(Dataset entries)
** start **

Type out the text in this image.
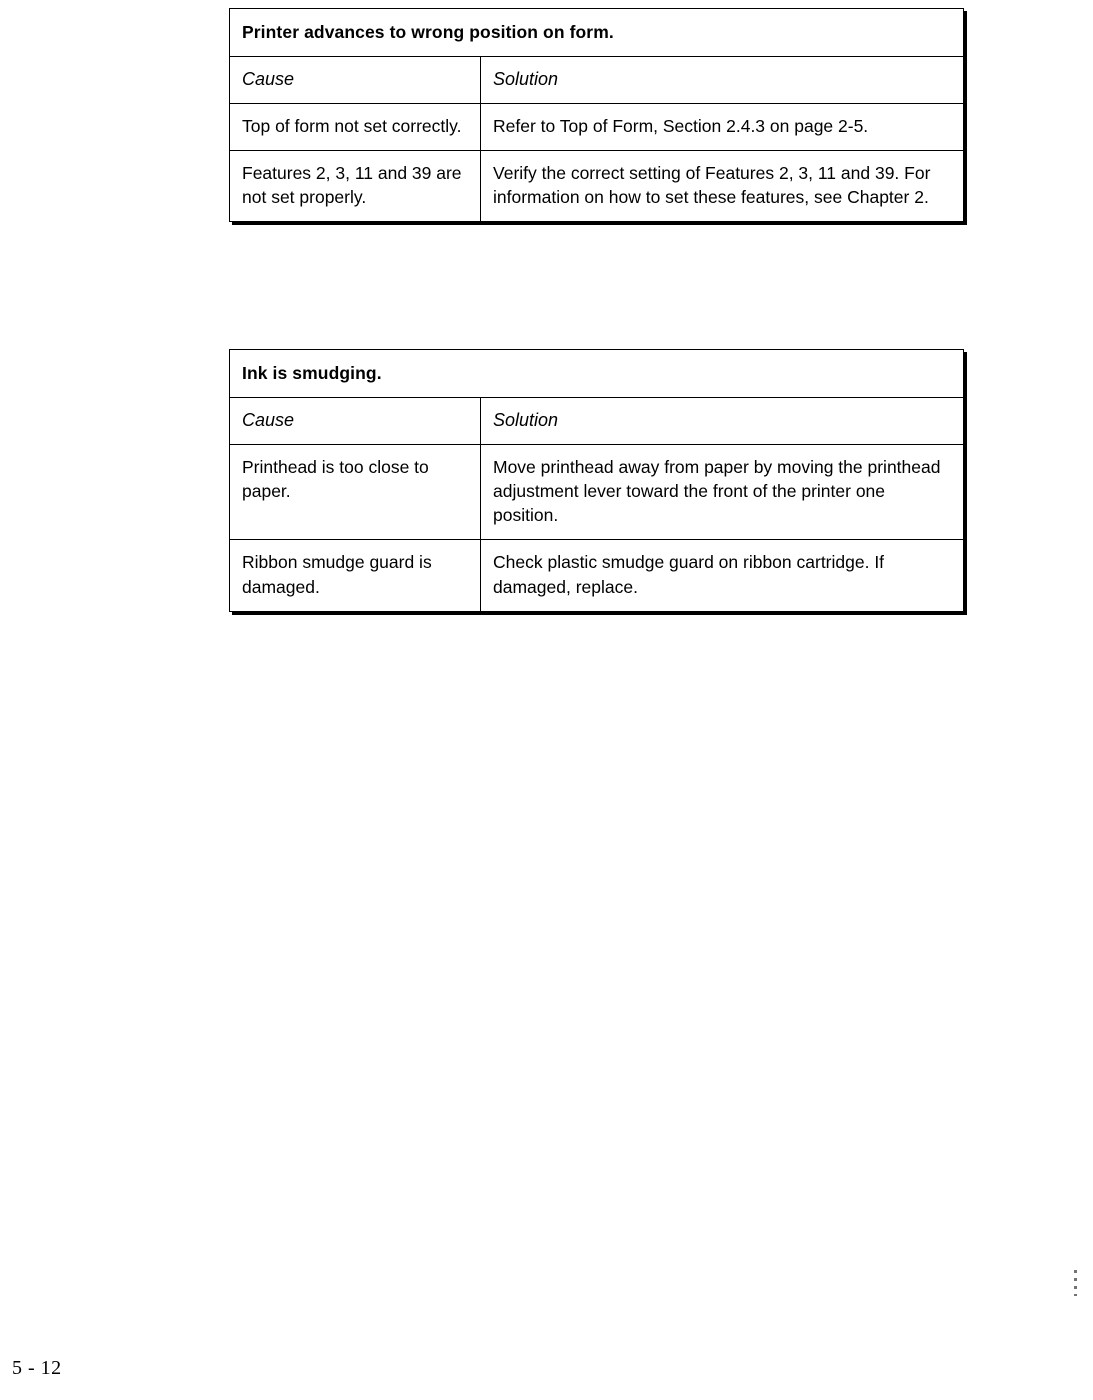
Printer advances to wrong position on form.	
Cause	Solution
Top of form not set correctly.	Refer to Top of Form, Section 2.4.3 on page 2-5.
Features 2, 3, 11 and 39 are not set properly.	Verify the correct setting of Features 2, 3, 11 and 39. For information on how to set these features, see Chapter 2.
Ink is smudging.	
Cause	Solution
Printhead is too close to paper.	Move printhead away from paper by moving the printhead adjustment lever toward the front of the printer one position.
Ribbon smudge guard is damaged.	Check plastic smudge guard on ribbon cartridge. If damaged, replace.
5 - 12
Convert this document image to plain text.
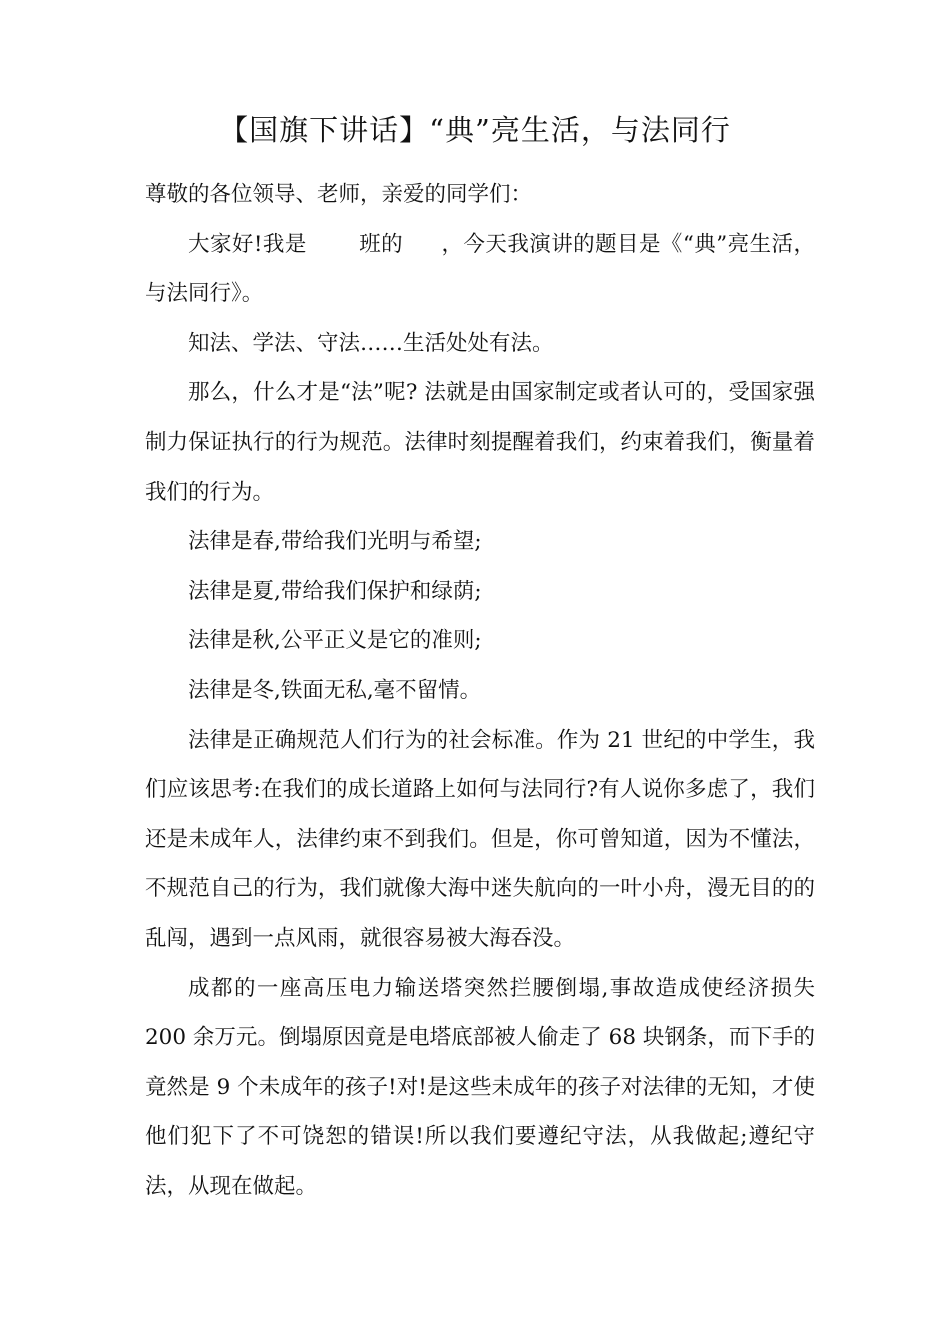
【国旗下讲话】“典”亮生活，与法同行

尊敬的各位领导、老师，亲爱的同学们：

大家好!我是 班的 ，今天我演讲的题目是《“典”亮生活，与法同行》。

知法、学法、守法……生活处处有法。

那么，什么才是“法”呢? 法就是由国家制定或者认可的，受国家强制力保证执行的行为规范。法律时刻提醒着我们，约束着我们，衡量着我们的行为。

法律是春,带给我们光明与希望;

法律是夏,带给我们保护和绿荫;

法律是秋,公平正义是它的准则;

法律是冬,铁面无私,毫不留情。

法律是正确规范人们行为的社会标准。作为 21 世纪的中学生，我们应该思考:在我们的成长道路上如何与法同行?有人说你多虑了，我们还是未成年人，法律约束不到我们。但是，你可曾知道，因为不懂法，不规范自己的行为，我们就像大海中迷失航向的一叶小舟，漫无目的的乱闯，遇到一点风雨，就很容易被大海吞没。

成都的一座高压电力输送塔突然拦腰倒塌,事故造成使经济损失 200 余万元。倒塌原因竟是电塔底部被人偷走了 68 块钢条，而下手的竟然是 9 个未成年的孩子!对!是这些未成年的孩子对法律的无知，才使他们犯下了不可饶恕的错误!所以我们要遵纪守法，从我做起;遵纪守法，从现在做起。
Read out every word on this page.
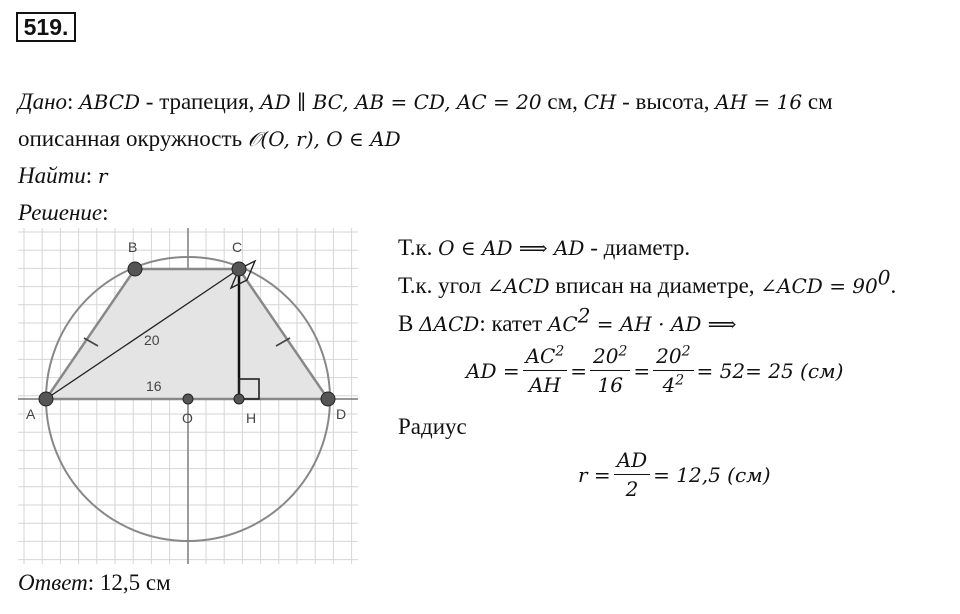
519.
Дано: ABCD - трапеция, AD ∥ BC, AB = CD, AC = 20 см, CH - высота, AH = 16 см
описанная окружность 𝒪(O, r), O ∈ AD
Найти: r
Решение:
B	C
A	D
O	H
20
16
Т.к. O ∈ AD ⟹ AD - диаметр.
Т.к. угол ∠ACD вписан на диаметре, ∠ACD = $90^0$.
В ΔACD: катет $AC^2$ = AH · AD ⟹
AD = $\frac{AC^2}{AH} = \frac{20^2}{16} = \frac{20^2}{4^2} = 5$ 2 = 25 (см)
Радиус
$r = \frac{AD}{2} = 12,5$ (см)
Ответ: 12,5 см
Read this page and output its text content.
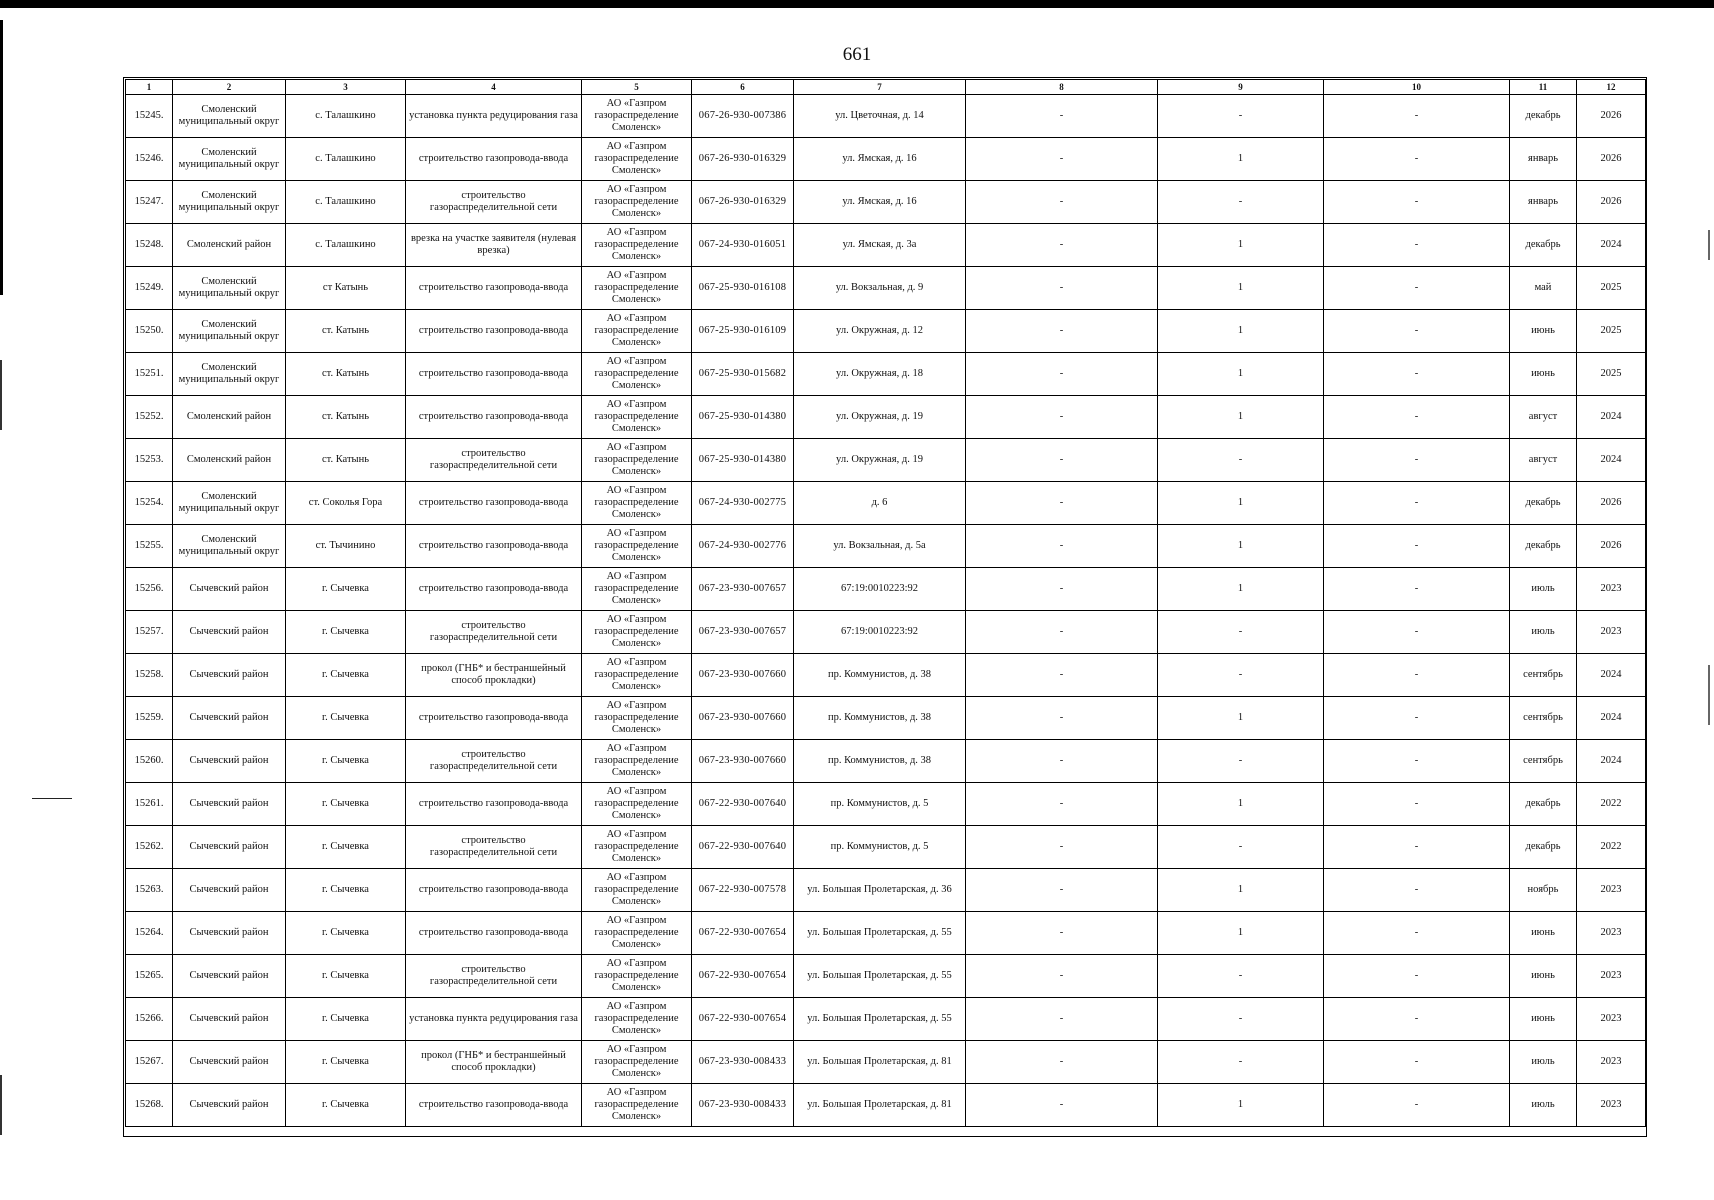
661
1	2	3	4	5	6	7	8	9	10	11	12
15245.	Смоленский муниципальный округ	с. Талашкино	установка пункта редуцирования газа	АО «Газпром газораспределение Смоленск»	067-26-930-007386	ул. Цветочная, д. 14	-	-	-	декабрь	2026
15246.	Смоленский муниципальный округ	с. Талашкино	строительство газопровода-ввода	АО «Газпром газораспределение Смоленск»	067-26-930-016329	ул. Ямская, д. 16	-	1	-	январь	2026
15247.	Смоленский муниципальный округ	с. Талашкино	строительство газораспределительной сети	АО «Газпром газораспределение Смоленск»	067-26-930-016329	ул. Ямская, д. 16	-	-	-	январь	2026
15248.	Смоленский район	с. Талашкино	врезка на участке заявителя (нулевая врезка)	АО «Газпром газораспределение Смоленск»	067-24-930-016051	ул. Ямская, д. 3а	-	1	-	декабрь	2024
15249.	Смоленский муниципальный округ	ст Катынь	строительство газопровода-ввода	АО «Газпром газораспределение Смоленск»	067-25-930-016108	ул. Вокзальная, д. 9	-	1	-	май	2025
15250.	Смоленский муниципальный округ	ст. Катынь	строительство газопровода-ввода	АО «Газпром газораспределение Смоленск»	067-25-930-016109	ул. Окружная, д. 12	-	1	-	июнь	2025
15251.	Смоленский муниципальный округ	ст. Катынь	строительство газопровода-ввода	АО «Газпром газораспределение Смоленск»	067-25-930-015682	ул. Окружная, д. 18	-	1	-	июнь	2025
15252.	Смоленский район	ст. Катынь	строительство газопровода-ввода	АО «Газпром газораспределение Смоленск»	067-25-930-014380	ул. Окружная, д. 19	-	1	-	август	2024
15253.	Смоленский район	ст. Катынь	строительство газораспределительной сети	АО «Газпром газораспределение Смоленск»	067-25-930-014380	ул. Окружная, д. 19	-	-	-	август	2024
15254.	Смоленский муниципальный округ	ст. Соколья Гора	строительство газопровода-ввода	АО «Газпром газораспределение Смоленск»	067-24-930-002775	д. 6	-	1	-	декабрь	2026
15255.	Смоленский муниципальный округ	ст. Тычинино	строительство газопровода-ввода	АО «Газпром газораспределение Смоленск»	067-24-930-002776	ул. Вокзальная, д. 5а	-	1	-	декабрь	2026
15256.	Сычевский район	г. Сычевка	строительство газопровода-ввода	АО «Газпром газораспределение Смоленск»	067-23-930-007657	67:19:0010223:92	-	1	-	июль	2023
15257.	Сычевский район	г. Сычевка	строительство газораспределительной сети	АО «Газпром газораспределение Смоленск»	067-23-930-007657	67:19:0010223:92	-	-	-	июль	2023
15258.	Сычевский район	г. Сычевка	прокол (ГНБ* и бестраншейный способ прокладки)	АО «Газпром газораспределение Смоленск»	067-23-930-007660	пр. Коммунистов, д. 38	-	-	-	сентябрь	2024
15259.	Сычевский район	г. Сычевка	строительство газопровода-ввода	АО «Газпром газораспределение Смоленск»	067-23-930-007660	пр. Коммунистов, д. 38	-	1	-	сентябрь	2024
15260.	Сычевский район	г. Сычевка	строительство газораспределительной сети	АО «Газпром газораспределение Смоленск»	067-23-930-007660	пр. Коммунистов, д. 38	-	-	-	сентябрь	2024
15261.	Сычевский район	г. Сычевка	строительство газопровода-ввода	АО «Газпром газораспределение Смоленск»	067-22-930-007640	пр. Коммунистов, д. 5	-	1	-	декабрь	2022
15262.	Сычевский район	г. Сычевка	строительство газораспределительной сети	АО «Газпром газораспределение Смоленск»	067-22-930-007640	пр. Коммунистов, д. 5	-	-	-	декабрь	2022
15263.	Сычевский район	г. Сычевка	строительство газопровода-ввода	АО «Газпром газораспределение Смоленск»	067-22-930-007578	ул. Большая Пролетарская, д. 36	-	1	-	ноябрь	2023
15264.	Сычевский район	г. Сычевка	строительство газопровода-ввода	АО «Газпром газораспределение Смоленск»	067-22-930-007654	ул. Большая Пролетарская, д. 55	-	1	-	июнь	2023
15265.	Сычевский район	г. Сычевка	строительство газораспределительной сети	АО «Газпром газораспределение Смоленск»	067-22-930-007654	ул. Большая Пролетарская, д. 55	-	-	-	июнь	2023
15266.	Сычевский район	г. Сычевка	установка пункта редуцирования газа	АО «Газпром газораспределение Смоленск»	067-22-930-007654	ул. Большая Пролетарская, д. 55	-	-	-	июнь	2023
15267.	Сычевский район	г. Сычевка	прокол (ГНБ* и бестраншейный способ прокладки)	АО «Газпром газораспределение Смоленск»	067-23-930-008433	ул. Большая Пролетарская, д. 81	-	-	-	июль	2023
15268.	Сычевский район	г. Сычевка	строительство газопровода-ввода	АО «Газпром газораспределение Смоленск»	067-23-930-008433	ул. Большая Пролетарская, д. 81	-	1	-	июль	2023
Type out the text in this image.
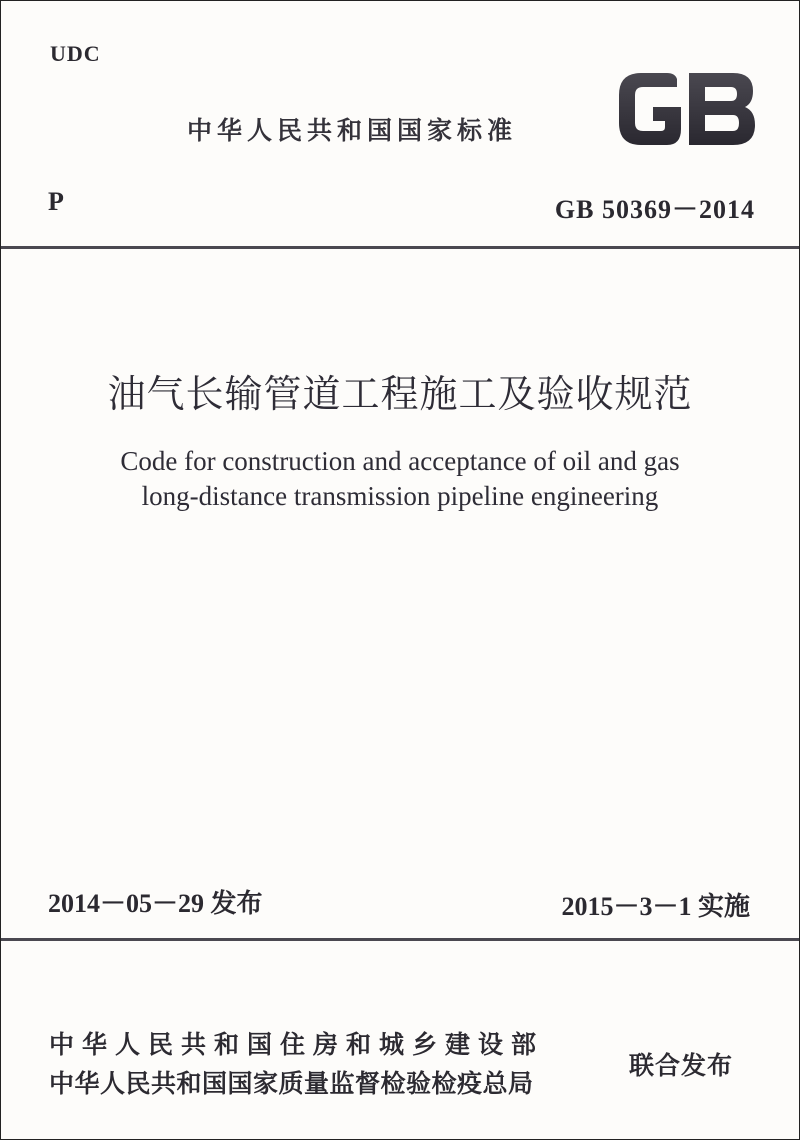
UDC
中华人民共和国国家标准
P	GB 50369－2014
油气长输管道工程施工及验收规范
Code for construction and acceptance of oil and gas
long-distance transmission pipeline engineering
2014－05－29 发布	2015－3－1 实施
中华人民共和国住房和城乡建设部
中华人民共和国国家质量监督检验检疫总局
联合发布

** end **

Written request >> Where a line of the records above holds the word "редуцирования", copy that line.

Exercise output >>
15245.	Смоленский муниципальный округ	с. Талашкино	установка пункта редуцирования газа	АО «Газпром газораспределение Смоленск»	067-26-930-007386	ул. Цветочная, д. 14	-	-	-	декабрь	2026
15266.	Сычевский район	г. Сычевка	установка пункта редуцирования газа	АО «Газпром газораспределение Смоленск»	067-22-930-007654	ул. Большая Пролетарская, д. 55	-	-	-	июнь	2023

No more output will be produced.